Request:
Repeat each record below exactly as given.

Records for the task:
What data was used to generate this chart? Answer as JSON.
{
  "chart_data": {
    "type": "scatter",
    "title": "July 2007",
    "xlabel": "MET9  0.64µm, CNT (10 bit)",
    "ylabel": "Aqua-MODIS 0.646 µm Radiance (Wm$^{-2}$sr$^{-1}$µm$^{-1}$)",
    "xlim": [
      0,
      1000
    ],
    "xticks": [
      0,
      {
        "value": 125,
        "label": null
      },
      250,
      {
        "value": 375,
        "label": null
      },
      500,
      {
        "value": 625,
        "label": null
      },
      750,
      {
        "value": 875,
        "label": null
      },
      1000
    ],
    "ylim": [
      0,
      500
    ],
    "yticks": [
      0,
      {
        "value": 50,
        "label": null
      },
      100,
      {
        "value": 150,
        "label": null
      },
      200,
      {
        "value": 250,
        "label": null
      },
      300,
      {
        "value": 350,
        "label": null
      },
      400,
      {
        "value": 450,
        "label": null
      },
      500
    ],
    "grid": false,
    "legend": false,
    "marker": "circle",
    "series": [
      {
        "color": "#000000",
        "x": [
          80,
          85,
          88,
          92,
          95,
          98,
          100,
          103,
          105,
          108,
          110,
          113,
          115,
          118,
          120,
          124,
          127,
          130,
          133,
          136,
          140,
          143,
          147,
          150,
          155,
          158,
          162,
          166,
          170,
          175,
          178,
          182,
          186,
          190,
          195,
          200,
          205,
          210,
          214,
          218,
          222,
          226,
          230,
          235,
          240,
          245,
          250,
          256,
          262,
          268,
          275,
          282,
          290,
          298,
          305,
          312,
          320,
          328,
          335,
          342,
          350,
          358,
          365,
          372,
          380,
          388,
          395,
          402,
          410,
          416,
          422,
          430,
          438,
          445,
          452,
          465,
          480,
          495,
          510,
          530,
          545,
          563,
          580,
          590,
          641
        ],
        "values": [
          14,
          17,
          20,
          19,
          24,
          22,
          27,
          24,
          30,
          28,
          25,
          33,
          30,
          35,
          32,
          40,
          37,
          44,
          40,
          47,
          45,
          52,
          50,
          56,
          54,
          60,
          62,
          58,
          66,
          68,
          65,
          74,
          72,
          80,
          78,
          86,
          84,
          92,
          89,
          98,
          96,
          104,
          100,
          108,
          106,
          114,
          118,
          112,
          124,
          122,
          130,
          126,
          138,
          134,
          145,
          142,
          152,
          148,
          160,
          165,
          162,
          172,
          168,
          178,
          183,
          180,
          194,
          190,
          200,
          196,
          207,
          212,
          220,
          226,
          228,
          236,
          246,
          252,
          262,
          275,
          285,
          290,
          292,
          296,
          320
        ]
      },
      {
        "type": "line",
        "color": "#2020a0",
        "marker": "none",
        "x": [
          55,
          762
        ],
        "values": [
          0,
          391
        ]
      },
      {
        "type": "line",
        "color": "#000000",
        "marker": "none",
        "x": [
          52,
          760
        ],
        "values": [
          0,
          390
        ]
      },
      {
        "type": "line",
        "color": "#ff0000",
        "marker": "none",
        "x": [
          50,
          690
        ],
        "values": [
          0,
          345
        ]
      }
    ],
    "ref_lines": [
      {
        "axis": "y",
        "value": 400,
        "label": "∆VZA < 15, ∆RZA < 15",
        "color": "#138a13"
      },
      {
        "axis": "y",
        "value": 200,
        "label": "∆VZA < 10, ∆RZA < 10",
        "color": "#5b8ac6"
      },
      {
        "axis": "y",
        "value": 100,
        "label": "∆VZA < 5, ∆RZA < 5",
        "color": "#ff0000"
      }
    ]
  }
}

Answer to this problem:
What data was used to generate this chart? Answer as JSON.
{
  "chart_data": {
    "type": "scatter",
    "title": "July 2007",
    "xlabel": "MET9  0.64µm, CNT (10 bit)",
    "ylabel": "Aqua-MODIS 0.646 µm Radiance (Wm$^{-2}$sr$^{-1}$µm$^{-1}$)",
    "xlim": [
      0,
      1000
    ],
    "xticks": [
      0,
      {
        "value": 125,
        "label": null
      },
      250,
      {
        "value": 375,
        "label": null
      },
      500,
      {
        "value": 625,
        "label": null
      },
      750,
      {
        "value": 875,
        "label": null
      },
      1000
    ],
    "ylim": [
      0,
      500
    ],
    "yticks": [
      0,
      {
        "value": 50,
        "label": null
      },
      100,
      {
        "value": 150,
        "label": null
      },
      200,
      {
        "value": 250,
        "label": null
      },
      300,
      {
        "value": 350,
        "label": null
      },
      400,
      {
        "value": 450,
        "label": null
      },
      500
    ],
    "grid": false,
    "legend": false,
    "marker": "circle",
    "series": [
      {
        "color": "#000000",
        "x": [
          80,
          85,
          88,
          92,
          95,
          98,
          100,
          103,
          105,
          108,
          110,
          113,
          115,
          118,
          120,
          124,
          127,
          130,
          133,
          136,
          140,
          143,
          147,
          150,
          155,
          158,
          162,
          166,
          170,
          175,
          178,
          182,
          186,
          190,
          195,
          200,
          205,
          210,
          214,
          218,
          222,
          226,
          230,
          235,
          240,
          245,
          250,
          256,
          262,
          268,
          275,
          282,
          290,
          298,
          305,
          312,
          320,
          328,
          335,
          342,
          350,
          358,
          365,
          372,
          380,
          388,
          395,
          402,
          410,
          416,
          422,
          430,
          438,
          445,
          452,
          465,
          480,
          495,
          510,
          530,
          545,
          563,
          580,
          590,
          641
        ],
        "values": [
          14,
          17,
          20,
          19,
          24,
          22,
          27,
          24,
          30,
          28,
          25,
          33,
          30,
          35,
          32,
          40,
          37,
          44,
          40,
          47,
          45,
          52,
          50,
          56,
          54,
          60,
          62,
          58,
          66,
          68,
          65,
          74,
          72,
          80,
          78,
          86,
          84,
          92,
          89,
          98,
          96,
          104,
          100,
          108,
          106,
          114,
          118,
          112,
          124,
          122,
          130,
          126,
          138,
          134,
          145,
          142,
          152,
          148,
          160,
          165,
          162,
          172,
          168,
          178,
          183,
          180,
          194,
          190,
          200,
          196,
          207,
          212,
          220,
          226,
          228,
          236,
          246,
          252,
          262,
          275,
          285,
          290,
          292,
          296,
          320
        ]
      },
      {
        "type": "line",
        "color": "#2020a0",
        "marker": "none",
        "x": [
          55,
          762
        ],
        "values": [
          0,
          391
        ]
      },
      {
        "type": "line",
        "color": "#000000",
        "marker": "none",
        "x": [
          52,
          760
        ],
        "values": [
          0,
          390
        ]
      },
      {
        "type": "line",
        "color": "#ff0000",
        "marker": "none",
        "x": [
          50,
          690
        ],
        "values": [
          0,
          345
        ]
      }
    ],
    "ref_lines": [
      {
        "axis": "y",
        "value": 400,
        "label": "∆VZA < 15, ∆RZA < 15",
        "color": "#138a13"
      },
      {
        "axis": "y",
        "value": 200,
        "label": "∆VZA < 10, ∆RZA < 10",
        "color": "#5b8ac6"
      },
      {
        "axis": "y",
        "value": 100,
        "label": "∆VZA < 5, ∆RZA < 5",
        "color": "#ff0000"
      }
    ]
  }
}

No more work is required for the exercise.